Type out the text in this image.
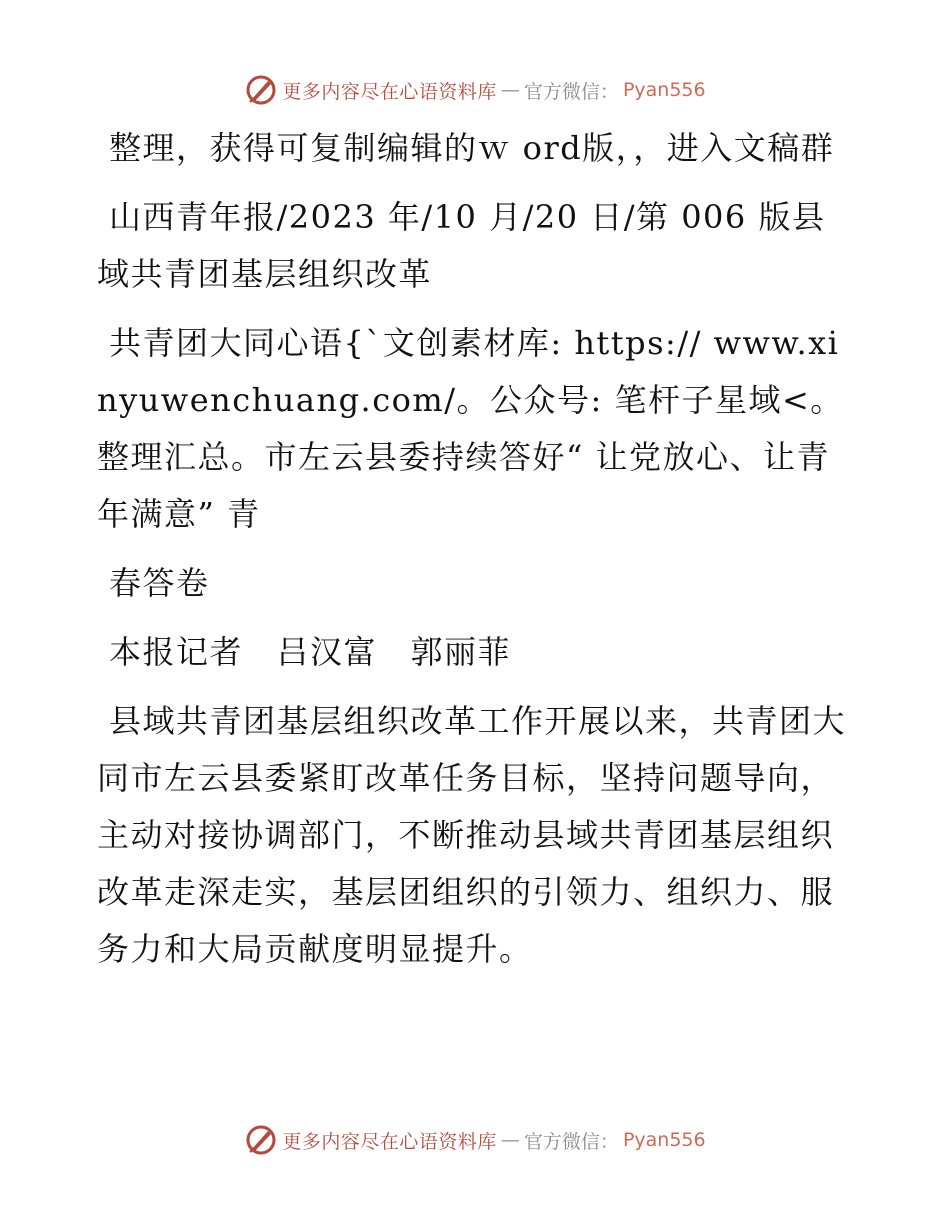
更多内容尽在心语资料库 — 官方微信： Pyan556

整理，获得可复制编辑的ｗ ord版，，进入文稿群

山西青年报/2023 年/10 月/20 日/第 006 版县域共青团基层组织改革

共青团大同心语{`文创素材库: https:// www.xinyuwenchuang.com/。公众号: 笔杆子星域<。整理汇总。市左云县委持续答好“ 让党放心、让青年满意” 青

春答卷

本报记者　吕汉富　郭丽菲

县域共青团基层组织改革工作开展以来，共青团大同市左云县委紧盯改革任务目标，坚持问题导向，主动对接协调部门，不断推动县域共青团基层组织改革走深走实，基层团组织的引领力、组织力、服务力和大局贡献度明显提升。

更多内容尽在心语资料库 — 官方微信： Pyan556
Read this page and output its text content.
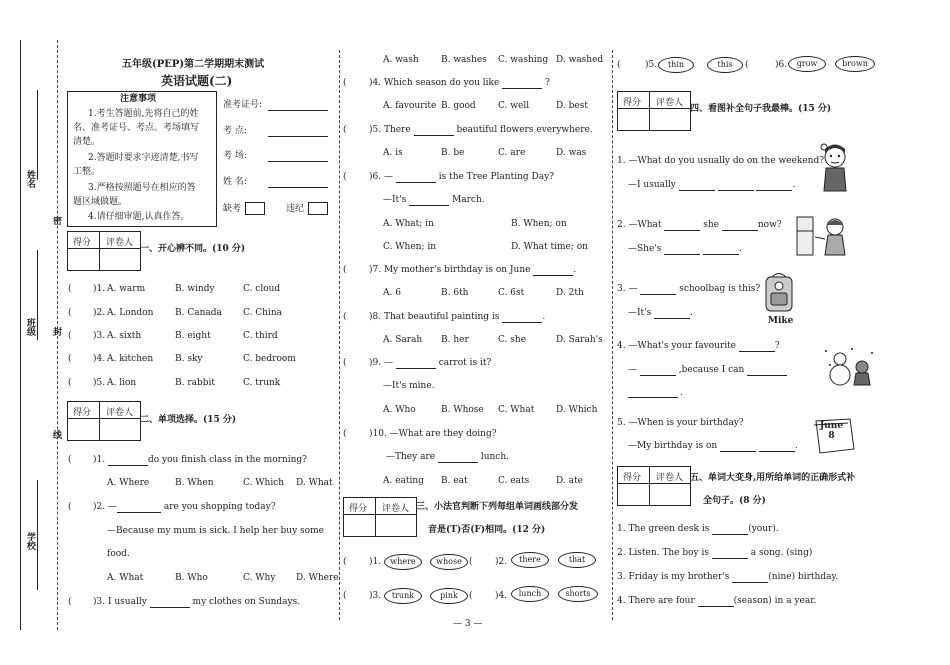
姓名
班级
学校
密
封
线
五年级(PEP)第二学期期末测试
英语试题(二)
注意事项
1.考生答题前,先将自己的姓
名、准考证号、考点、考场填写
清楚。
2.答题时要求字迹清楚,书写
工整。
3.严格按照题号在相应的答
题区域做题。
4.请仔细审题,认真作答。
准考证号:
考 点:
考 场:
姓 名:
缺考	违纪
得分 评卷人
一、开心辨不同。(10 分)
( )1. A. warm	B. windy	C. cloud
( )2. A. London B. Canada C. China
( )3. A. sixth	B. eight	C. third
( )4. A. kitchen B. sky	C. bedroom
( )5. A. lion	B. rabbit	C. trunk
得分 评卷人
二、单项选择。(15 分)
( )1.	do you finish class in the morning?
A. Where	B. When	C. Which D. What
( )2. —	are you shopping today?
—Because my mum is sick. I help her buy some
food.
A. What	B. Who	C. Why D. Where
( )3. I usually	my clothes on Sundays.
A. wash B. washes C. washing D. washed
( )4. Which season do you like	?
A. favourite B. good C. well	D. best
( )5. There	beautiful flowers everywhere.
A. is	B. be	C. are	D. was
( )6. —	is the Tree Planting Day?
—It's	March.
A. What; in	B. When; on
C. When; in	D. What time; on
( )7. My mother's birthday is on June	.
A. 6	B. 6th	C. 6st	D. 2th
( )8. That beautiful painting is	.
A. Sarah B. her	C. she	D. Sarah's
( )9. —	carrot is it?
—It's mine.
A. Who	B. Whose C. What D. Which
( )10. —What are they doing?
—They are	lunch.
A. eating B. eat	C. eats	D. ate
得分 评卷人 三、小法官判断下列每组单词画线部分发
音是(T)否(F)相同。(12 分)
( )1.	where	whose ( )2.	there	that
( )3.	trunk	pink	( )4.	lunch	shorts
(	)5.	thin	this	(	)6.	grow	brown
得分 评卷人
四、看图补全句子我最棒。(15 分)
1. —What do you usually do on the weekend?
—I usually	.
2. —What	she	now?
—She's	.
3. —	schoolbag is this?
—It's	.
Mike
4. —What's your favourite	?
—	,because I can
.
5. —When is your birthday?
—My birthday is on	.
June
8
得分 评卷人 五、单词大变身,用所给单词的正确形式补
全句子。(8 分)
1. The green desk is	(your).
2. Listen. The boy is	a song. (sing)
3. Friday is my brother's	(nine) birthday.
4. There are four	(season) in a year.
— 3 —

> [What is asked]:
Please write out all the data again word for word, but not the pictures.

> [Answer to the exercise]:
Type out the text in this image.
更多内容尽在心语资料库 — 官方微信： Pyan556

整理，获得可复制编辑的ｗ ord版，，进入文稿群

山西青年报/2023 年/10 月/20 日/第 006 版县域共青团基层组织改革

共青团大同心语{`文创素材库: https:// www.xinyuwenchuang.com/。公众号: 笔杆子星域<。整理汇总。市左云县委持续答好“ 让党放心、让青年满意” 青

春答卷

本报记者　吕汉富　郭丽菲

县域共青团基层组织改革工作开展以来，共青团大同市左云县委紧盯改革任务目标，坚持问题导向，主动对接协调部门，不断推动县域共青团基层组织改革走深走实，基层团组织的引领力、组织力、服务力和大局贡献度明显提升。

更多内容尽在心语资料库 — 官方微信： Pyan556
Read this page and output its text content.
姓名
班级
学校
密
封
线
五年级(PEP)第二学期期末测试
英语试题(二)
注意事项
1.考生答题前,先将自己的姓
名、准考证号、考点、考场填写
清楚。
2.答题时要求字迹清楚,书写
工整。
3.严格按照题号在相应的答
题区域做题。
4.请仔细审题,认真作答。
准考证号:
考 点:
考 场:
姓 名:
缺考	违纪
得分 评卷人
一、开心辨不同。(10 分)
( )1. A. warm	B. windy	C. cloud
( )2. A. London B. Canada C. China
( )3. A. sixth	B. eight	C. third
( )4. A. kitchen B. sky	C. bedroom
( )5. A. lion	B. rabbit	C. trunk
得分 评卷人
二、单项选择。(15 分)
( )1.	do you finish class in the morning?
A. Where	B. When	C. Which D. What
( )2. —	are you shopping today?
—Because my mum is sick. I help her buy some
food.
A. What	B. Who	C. Why D. Where
( )3. I usually	my clothes on Sundays.
A. wash B. washes C. washing D. washed
( )4. Which season do you like	?
A. favourite B. good C. well	D. best
( )5. There	beautiful flowers everywhere.
A. is	B. be	C. are	D. was
( )6. —	is the Tree Planting Day?
—It's	March.
A. What; in	B. When; on
C. When; in	D. What time; on
( )7. My mother's birthday is on June	.
A. 6	B. 6th	C. 6st	D. 2th
( )8. That beautiful painting is	.
A. Sarah B. her	C. she	D. Sarah's
( )9. —	carrot is it?
—It's mine.
A. Who	B. Whose C. What D. Which
( )10. —What are they doing?
—They are	lunch.
A. eating B. eat	C. eats	D. ate
得分 评卷人 三、小法官判断下列每组单词画线部分发
音是(T)否(F)相同。(12 分)
( )1.	where	whose ( )2.	there	that
( )3.	trunk	pink	( )4.	lunch	shorts
(	)5.	thin	this	(	)6.	grow	brown
得分 评卷人
四、看图补全句子我最棒。(15 分)
1. —What do you usually do on the weekend?
—I usually	.
2. —What	she	now?
—She's	.
3. —	schoolbag is this?
—It's	.
Mike
4. —What's your favourite	?
—	,because I can
.
5. —When is your birthday?
—My birthday is on	.
June
8
得分 评卷人 五、单词大变身,用所给单词的正确形式补
全句子。(8 分)
1. The green desk is	(your).
2. Listen. The boy is	a song. (sing)
3. Friday is my brother's	(nine) birthday.
4. There are four	(season) in a year.
— 3 —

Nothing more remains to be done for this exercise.